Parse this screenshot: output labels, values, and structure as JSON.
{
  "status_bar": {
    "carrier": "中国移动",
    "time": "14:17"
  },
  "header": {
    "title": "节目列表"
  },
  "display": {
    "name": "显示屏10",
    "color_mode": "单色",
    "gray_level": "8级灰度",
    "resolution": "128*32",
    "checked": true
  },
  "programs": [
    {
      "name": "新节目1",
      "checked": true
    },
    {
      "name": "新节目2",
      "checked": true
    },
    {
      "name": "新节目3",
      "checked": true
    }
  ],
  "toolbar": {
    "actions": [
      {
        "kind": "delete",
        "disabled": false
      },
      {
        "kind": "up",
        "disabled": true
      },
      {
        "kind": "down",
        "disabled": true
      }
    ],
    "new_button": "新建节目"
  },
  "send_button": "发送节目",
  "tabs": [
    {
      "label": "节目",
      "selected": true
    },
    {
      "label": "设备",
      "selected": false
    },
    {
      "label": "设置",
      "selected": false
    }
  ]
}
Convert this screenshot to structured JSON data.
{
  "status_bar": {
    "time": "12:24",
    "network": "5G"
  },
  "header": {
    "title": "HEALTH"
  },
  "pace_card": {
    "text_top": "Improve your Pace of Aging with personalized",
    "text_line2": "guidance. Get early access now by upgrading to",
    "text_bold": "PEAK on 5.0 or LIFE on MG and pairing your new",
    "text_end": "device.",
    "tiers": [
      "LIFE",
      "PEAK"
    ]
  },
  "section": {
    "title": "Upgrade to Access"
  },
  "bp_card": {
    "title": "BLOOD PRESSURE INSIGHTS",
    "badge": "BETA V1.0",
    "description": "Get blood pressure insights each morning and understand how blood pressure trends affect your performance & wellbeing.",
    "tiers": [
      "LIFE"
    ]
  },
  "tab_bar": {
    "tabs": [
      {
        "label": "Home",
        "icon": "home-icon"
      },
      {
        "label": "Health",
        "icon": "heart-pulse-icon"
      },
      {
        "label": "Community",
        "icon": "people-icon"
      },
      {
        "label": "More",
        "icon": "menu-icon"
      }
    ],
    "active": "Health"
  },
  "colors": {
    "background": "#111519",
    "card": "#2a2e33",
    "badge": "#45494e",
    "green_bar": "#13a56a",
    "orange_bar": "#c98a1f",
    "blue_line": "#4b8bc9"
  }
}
■ ■ ■
GIVEN INSTRUCTION:
Which lines include "LIFE"? Copy each of them out.

ANSWER TO THE TASK:
    "text_bold": "PEAK on 5.0 or LIFE on MG and pairing your new",
      "LIFE",
      "LIFE"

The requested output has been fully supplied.